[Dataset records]
════════════════════
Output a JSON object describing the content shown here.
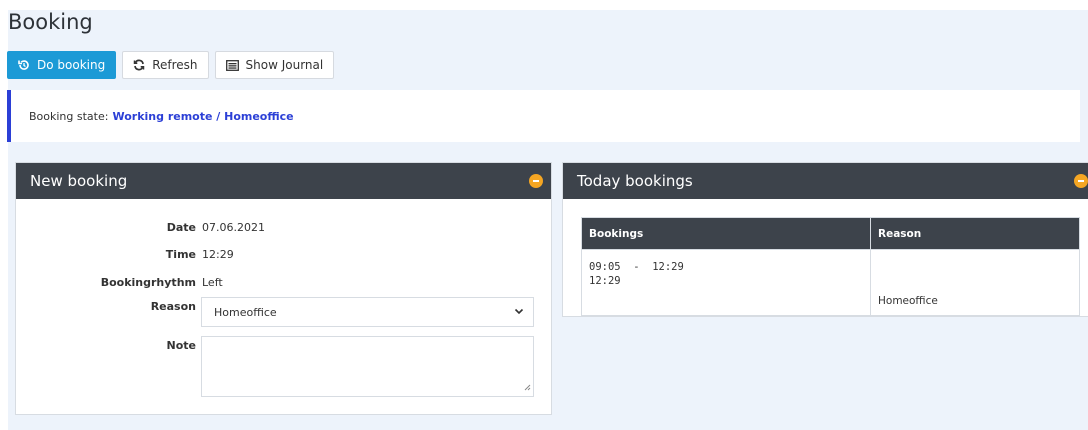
{
  "page": {
    "title": "Booking"
  },
  "toolbar": {
    "do_booking": "Do booking",
    "refresh": "Refresh",
    "show_journal": "Show Journal"
  },
  "state": {
    "label": "Booking state:",
    "value": "Working remote / Homeoffice"
  },
  "new_booking": {
    "title": "New booking",
    "date_label": "Date",
    "date_value": "07.06.2021",
    "time_label": "Time",
    "time_value": "12:29",
    "rhythm_label": "Bookingrhythm",
    "rhythm_value": "Left",
    "reason_label": "Reason",
    "reason_value": "Homeoffice",
    "note_label": "Note",
    "note_value": ""
  },
  "today": {
    "title": "Today bookings",
    "columns": [
      "Bookings",
      "Reason"
    ],
    "rows": [
      {
        "line1": "09:05  -  12:29",
        "line2": "12:29",
        "reason": "Homeoffice"
      }
    ]
  },
  "colors": {
    "primary": "#1c9ad6",
    "accent_blue": "#2b3fd6",
    "panel_header": "#3d434b",
    "collapse_orange": "#f5a623",
    "page_bg": "#edf3fb"
  }
}
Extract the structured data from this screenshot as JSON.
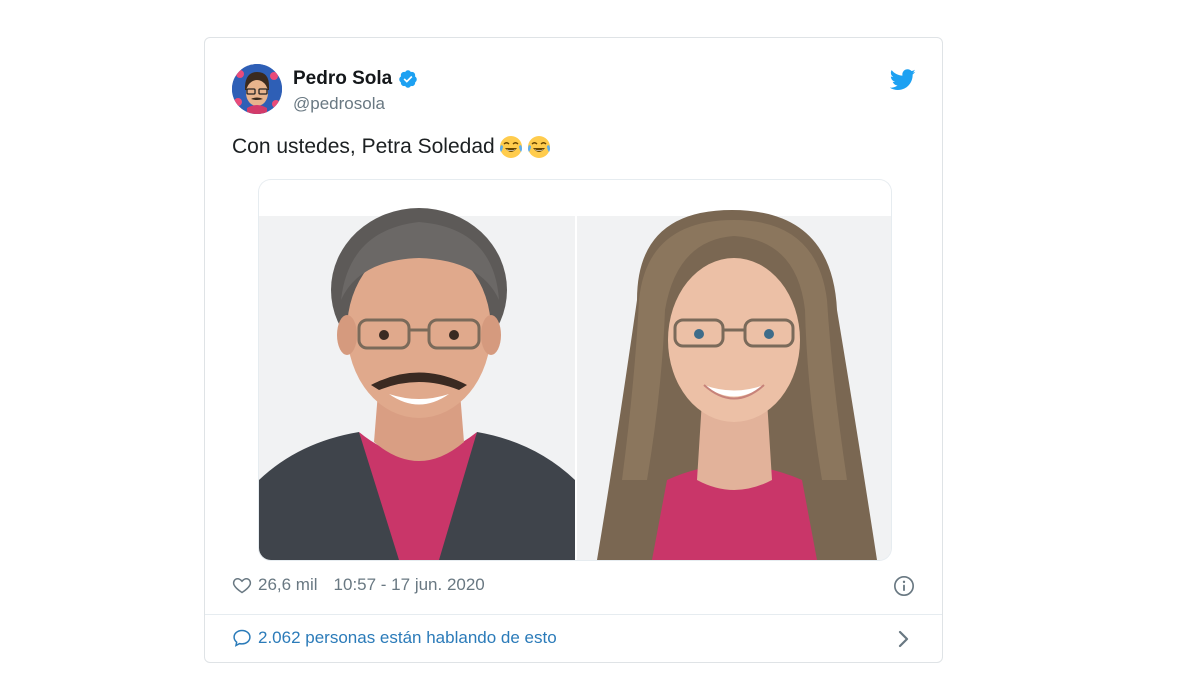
{
  "tweet": {
    "author": {
      "name": "Pedro Sola",
      "handle": "@pedrosola",
      "verified": true
    },
    "text": "Con ustedes, Petra Soledad",
    "emojis": [
      "face-with-tears-of-joy-icon",
      "face-with-tears-of-joy-icon"
    ],
    "media": {
      "images": [
        "man-portrait",
        "woman-portrait"
      ]
    },
    "likes": "26,6 mil",
    "timestamp": "10:57 - 17 jun. 2020",
    "conversation_link": "2.062 personas están hablando de esto"
  },
  "colors": {
    "accent": "#1da1f2",
    "link": "#2b7bb9",
    "muted": "#697882",
    "text": "#1c2022"
  }
}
════════════════════
- [WHAT IS BEING ASKED] Print the entries above exactly, taking out only the pictures.

- [COMPLETE RESPONSE]
Output a JSON object describing the content shown here.
{
  "page": {
    "title": "Booking"
  },
  "toolbar": {
    "do_booking": "Do booking",
    "refresh": "Refresh",
    "show_journal": "Show Journal"
  },
  "state": {
    "label": "Booking state:",
    "value": "Working remote / Homeoffice"
  },
  "new_booking": {
    "title": "New booking",
    "date_label": "Date",
    "date_value": "07.06.2021",
    "time_label": "Time",
    "time_value": "12:29",
    "rhythm_label": "Bookingrhythm",
    "rhythm_value": "Left",
    "reason_label": "Reason",
    "reason_value": "Homeoffice",
    "note_label": "Note",
    "note_value": ""
  },
  "today": {
    "title": "Today bookings",
    "columns": [
      "Bookings",
      "Reason"
    ],
    "rows": [
      {
        "line1": "09:05  -  12:29",
        "line2": "12:29",
        "reason": "Homeoffice"
      }
    ]
  },
  "colors": {
    "primary": "#1c9ad6",
    "accent_blue": "#2b3fd6",
    "panel_header": "#3d434b",
    "collapse_orange": "#f5a623",
    "page_bg": "#edf3fb"
  }
}
Extract the structured data from this screenshot as JSON.
{
  "tweet": {
    "author": {
      "name": "Pedro Sola",
      "handle": "@pedrosola",
      "verified": true
    },
    "text": "Con ustedes, Petra Soledad",
    "emojis": [
      "face-with-tears-of-joy-icon",
      "face-with-tears-of-joy-icon"
    ],
    "media": {
      "images": [
        "man-portrait",
        "woman-portrait"
      ]
    },
    "likes": "26,6 mil",
    "timestamp": "10:57 - 17 jun. 2020",
    "conversation_link": "2.062 personas están hablando de esto"
  },
  "colors": {
    "accent": "#1da1f2",
    "link": "#2b7bb9",
    "muted": "#697882",
    "text": "#1c2022"
  }
}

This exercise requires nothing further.